*** Exercise inputs Section Begins ***
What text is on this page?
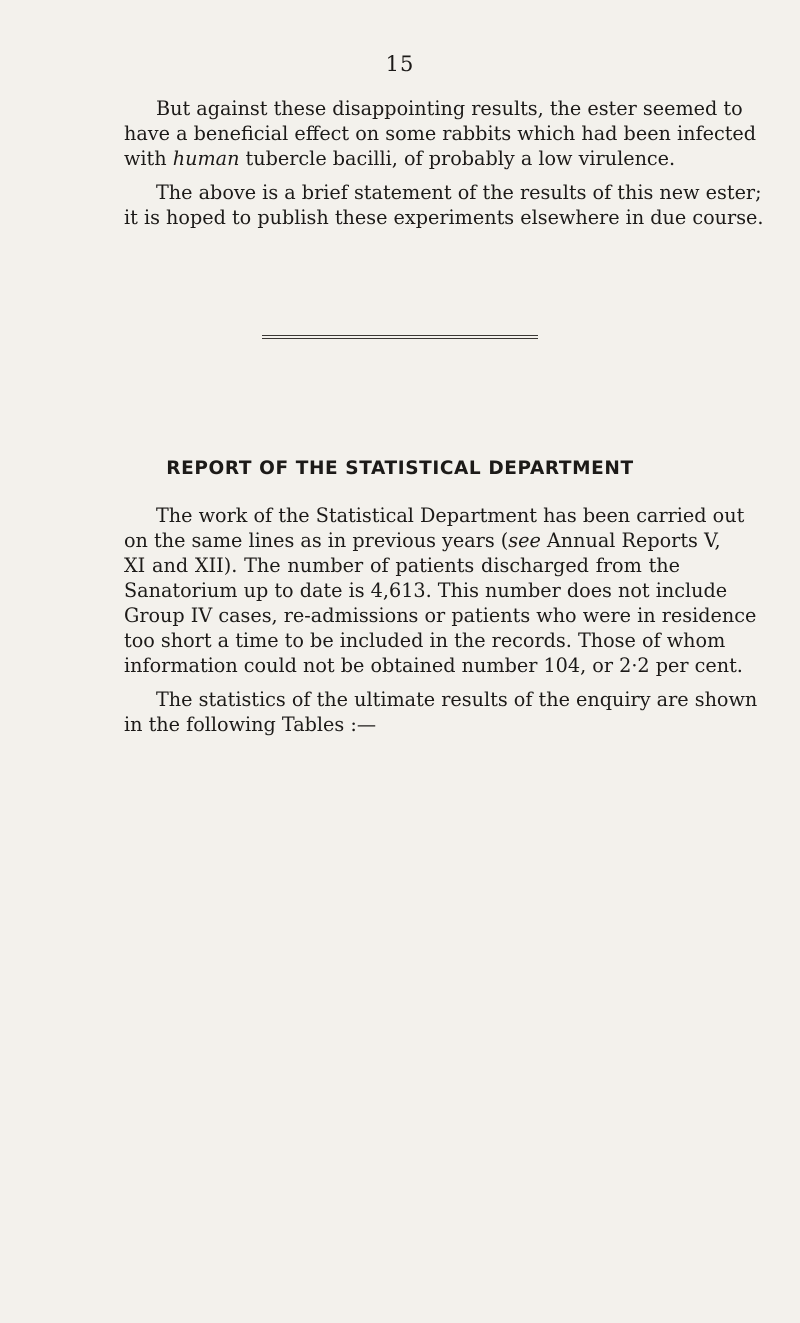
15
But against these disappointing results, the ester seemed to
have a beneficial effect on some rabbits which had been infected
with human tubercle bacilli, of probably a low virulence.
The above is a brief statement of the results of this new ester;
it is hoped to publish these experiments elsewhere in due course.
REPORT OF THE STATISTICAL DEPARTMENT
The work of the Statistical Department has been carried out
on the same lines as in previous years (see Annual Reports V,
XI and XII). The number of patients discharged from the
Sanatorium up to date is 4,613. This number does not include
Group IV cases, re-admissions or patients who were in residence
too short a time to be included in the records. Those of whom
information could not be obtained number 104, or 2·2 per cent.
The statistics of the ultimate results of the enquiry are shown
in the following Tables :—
*** Exercise inputs Section Ends ***
- [What you are asked to do]: Every record, word for word, should be given back without its pictures.

- [Answer to the exercise]:
What text is on this page?
15
But against these disappointing results, the ester seemed to
have a beneficial effect on some rabbits which had been infected
with human tubercle bacilli, of probably a low virulence.
The above is a brief statement of the results of this new ester;
it is hoped to publish these experiments elsewhere in due course.
REPORT OF THE STATISTICAL DEPARTMENT
The work of the Statistical Department has been carried out
on the same lines as in previous years (see Annual Reports V,
XI and XII). The number of patients discharged from the
Sanatorium up to date is 4,613. This number does not include
Group IV cases, re-admissions or patients who were in residence
too short a time to be included in the records. Those of whom
information could not be obtained number 104, or 2·2 per cent.
The statistics of the ultimate results of the enquiry are shown
in the following Tables :—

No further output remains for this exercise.